[Requirement]: Return each line of the listing that contains the string "numpy".

[Recorded information]:
#####

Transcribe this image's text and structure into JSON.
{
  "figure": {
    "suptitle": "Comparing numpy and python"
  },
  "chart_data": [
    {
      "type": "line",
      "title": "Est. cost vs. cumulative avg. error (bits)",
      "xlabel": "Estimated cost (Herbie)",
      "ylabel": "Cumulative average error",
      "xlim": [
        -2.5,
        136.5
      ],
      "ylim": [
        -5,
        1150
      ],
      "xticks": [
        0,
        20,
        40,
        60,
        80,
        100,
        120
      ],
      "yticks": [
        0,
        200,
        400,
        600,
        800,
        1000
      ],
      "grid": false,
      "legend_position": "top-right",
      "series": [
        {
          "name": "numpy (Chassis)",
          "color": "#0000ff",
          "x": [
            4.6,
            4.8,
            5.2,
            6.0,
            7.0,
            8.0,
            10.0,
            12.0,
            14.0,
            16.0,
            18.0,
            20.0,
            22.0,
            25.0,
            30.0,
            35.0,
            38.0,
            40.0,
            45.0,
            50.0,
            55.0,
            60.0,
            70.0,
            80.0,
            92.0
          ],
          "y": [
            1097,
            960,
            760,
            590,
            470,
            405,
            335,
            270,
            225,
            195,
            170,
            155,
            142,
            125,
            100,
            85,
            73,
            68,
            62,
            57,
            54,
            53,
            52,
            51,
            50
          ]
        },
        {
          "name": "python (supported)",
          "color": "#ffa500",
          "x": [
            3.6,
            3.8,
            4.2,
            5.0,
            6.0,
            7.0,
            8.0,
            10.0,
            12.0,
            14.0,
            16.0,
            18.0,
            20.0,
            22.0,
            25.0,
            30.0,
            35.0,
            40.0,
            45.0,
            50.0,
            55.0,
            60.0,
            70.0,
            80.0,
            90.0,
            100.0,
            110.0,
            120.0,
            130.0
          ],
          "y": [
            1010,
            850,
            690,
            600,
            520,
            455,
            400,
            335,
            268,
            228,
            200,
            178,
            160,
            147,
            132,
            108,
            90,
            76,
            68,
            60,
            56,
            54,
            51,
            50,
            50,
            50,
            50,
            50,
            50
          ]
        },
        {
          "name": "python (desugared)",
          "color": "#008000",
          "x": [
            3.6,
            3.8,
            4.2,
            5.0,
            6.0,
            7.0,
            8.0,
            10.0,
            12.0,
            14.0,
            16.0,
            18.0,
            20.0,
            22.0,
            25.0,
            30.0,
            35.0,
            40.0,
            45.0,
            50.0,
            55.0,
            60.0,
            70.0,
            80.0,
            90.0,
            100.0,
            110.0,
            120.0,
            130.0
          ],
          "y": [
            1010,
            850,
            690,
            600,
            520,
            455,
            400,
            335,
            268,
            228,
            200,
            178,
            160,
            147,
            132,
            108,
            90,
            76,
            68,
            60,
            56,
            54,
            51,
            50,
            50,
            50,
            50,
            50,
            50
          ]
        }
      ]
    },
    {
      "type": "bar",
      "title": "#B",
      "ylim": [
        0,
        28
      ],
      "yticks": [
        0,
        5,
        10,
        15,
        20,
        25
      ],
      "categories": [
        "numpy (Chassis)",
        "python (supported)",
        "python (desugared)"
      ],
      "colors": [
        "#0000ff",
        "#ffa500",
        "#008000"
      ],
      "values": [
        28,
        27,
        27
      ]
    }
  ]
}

#####

[Output for this task]:
    "suptitle": "Comparing numpy and python"
          "name": "numpy (Chassis)",
        "numpy (Chassis)",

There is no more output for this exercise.